# WORK INSTRUCTIONS
Write out the listing beneath this instruction in its entirety, exactly as it reads.

=====

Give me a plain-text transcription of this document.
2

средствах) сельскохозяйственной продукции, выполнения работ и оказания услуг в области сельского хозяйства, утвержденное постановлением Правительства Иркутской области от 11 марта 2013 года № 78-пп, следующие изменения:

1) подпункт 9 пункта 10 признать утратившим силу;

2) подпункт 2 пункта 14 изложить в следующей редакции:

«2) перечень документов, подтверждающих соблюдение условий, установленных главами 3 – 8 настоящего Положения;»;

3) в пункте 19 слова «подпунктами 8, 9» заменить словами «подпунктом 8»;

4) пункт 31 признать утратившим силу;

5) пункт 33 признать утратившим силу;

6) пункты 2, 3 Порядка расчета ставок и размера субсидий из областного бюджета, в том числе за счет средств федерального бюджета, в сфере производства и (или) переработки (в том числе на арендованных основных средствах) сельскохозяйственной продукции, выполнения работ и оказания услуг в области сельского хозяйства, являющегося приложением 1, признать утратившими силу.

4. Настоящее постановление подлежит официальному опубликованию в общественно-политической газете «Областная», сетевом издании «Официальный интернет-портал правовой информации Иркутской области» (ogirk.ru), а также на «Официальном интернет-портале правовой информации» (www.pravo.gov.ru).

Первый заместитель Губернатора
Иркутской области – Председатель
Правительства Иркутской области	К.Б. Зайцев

=====

# ANSWER TO THE PROBLEM
Give me a plain-text transcription of this document.
2

средствах) сельскохозяйственной продукции, выполнения работ и оказания услуг в области сельского хозяйства, утвержденное постановлением Правительства Иркутской области от 11 марта 2013 года № 78-пп, следующие изменения:

1) подпункт 9 пункта 10 признать утратившим силу;

2) подпункт 2 пункта 14 изложить в следующей редакции:

«2) перечень документов, подтверждающих соблюдение условий, установленных главами 3 – 8 настоящего Положения;»;

3) в пункте 19 слова «подпунктами 8, 9» заменить словами «подпунктом 8»;

4) пункт 31 признать утратившим силу;

5) пункт 33 признать утратившим силу;

6) пункты 2, 3 Порядка расчета ставок и размера субсидий из областного бюджета, в том числе за счет средств федерального бюджета, в сфере производства и (или) переработки (в том числе на арендованных основных средствах) сельскохозяйственной продукции, выполнения работ и оказания услуг в области сельского хозяйства, являющегося приложением 1, признать утратившими силу.

4. Настоящее постановление подлежит официальному опубликованию в общественно-политической газете «Областная», сетевом издании «Официальный интернет-портал правовой информации Иркутской области» (ogirk.ru), а также на «Официальном интернет-портале правовой информации» (www.pravo.gov.ru).

Первый заместитель Губернатора
Иркутской области – Председатель
Правительства Иркутской области	К.Б. Зайцев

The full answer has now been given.